• [Given exercise]
Determine how many lines carry the word "into". Output that number only.

<<<<

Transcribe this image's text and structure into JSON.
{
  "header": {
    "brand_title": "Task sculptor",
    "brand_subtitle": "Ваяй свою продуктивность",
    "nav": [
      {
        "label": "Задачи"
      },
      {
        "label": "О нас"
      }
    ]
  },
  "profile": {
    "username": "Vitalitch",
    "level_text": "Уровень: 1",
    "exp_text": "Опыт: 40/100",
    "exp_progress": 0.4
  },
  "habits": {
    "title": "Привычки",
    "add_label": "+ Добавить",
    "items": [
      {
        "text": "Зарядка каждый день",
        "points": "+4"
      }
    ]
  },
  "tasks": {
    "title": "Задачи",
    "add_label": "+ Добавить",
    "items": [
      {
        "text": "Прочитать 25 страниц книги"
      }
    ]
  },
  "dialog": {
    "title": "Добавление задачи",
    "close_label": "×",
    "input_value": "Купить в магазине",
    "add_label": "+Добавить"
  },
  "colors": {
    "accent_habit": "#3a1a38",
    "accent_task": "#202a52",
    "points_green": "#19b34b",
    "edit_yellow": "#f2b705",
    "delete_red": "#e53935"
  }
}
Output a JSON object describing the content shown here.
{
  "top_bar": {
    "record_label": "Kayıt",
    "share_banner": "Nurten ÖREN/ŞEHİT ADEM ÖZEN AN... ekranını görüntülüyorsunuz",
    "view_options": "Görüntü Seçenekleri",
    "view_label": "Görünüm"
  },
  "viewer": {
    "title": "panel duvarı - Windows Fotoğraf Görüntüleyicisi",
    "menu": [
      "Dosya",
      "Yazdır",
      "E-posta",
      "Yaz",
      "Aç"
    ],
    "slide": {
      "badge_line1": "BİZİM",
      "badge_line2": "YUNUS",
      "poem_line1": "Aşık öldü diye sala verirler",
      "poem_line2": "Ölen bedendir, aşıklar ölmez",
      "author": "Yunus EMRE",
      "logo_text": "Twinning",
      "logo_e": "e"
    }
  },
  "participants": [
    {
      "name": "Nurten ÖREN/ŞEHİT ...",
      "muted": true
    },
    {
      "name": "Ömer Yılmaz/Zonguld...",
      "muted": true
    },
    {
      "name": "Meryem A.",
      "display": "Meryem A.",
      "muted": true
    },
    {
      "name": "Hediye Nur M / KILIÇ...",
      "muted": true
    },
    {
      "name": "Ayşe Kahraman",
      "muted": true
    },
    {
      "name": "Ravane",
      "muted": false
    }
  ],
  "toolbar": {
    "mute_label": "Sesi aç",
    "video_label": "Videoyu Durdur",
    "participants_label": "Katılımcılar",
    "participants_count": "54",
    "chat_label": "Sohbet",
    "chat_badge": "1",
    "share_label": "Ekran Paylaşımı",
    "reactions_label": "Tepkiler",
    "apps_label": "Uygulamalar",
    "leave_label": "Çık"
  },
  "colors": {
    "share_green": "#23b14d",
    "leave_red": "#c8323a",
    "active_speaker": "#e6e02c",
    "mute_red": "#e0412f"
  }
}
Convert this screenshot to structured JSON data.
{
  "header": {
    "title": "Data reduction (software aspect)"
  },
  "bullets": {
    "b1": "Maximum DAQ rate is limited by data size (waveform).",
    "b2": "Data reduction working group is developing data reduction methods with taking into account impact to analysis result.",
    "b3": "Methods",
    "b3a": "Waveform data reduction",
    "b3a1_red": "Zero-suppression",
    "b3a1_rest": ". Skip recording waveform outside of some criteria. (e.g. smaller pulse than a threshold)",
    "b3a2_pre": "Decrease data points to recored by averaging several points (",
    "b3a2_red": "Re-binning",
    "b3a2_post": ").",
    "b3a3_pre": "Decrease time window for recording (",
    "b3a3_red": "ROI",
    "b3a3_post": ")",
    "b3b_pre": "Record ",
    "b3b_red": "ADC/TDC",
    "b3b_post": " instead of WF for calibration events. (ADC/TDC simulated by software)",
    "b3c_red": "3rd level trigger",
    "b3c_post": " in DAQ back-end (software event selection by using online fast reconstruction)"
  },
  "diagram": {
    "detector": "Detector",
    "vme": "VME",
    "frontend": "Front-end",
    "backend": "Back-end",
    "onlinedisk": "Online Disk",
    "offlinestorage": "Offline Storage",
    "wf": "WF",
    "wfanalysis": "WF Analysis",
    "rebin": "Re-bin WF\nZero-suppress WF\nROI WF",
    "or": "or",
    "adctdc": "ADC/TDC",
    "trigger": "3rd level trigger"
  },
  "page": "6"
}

>>>>

• [Response to the task]
2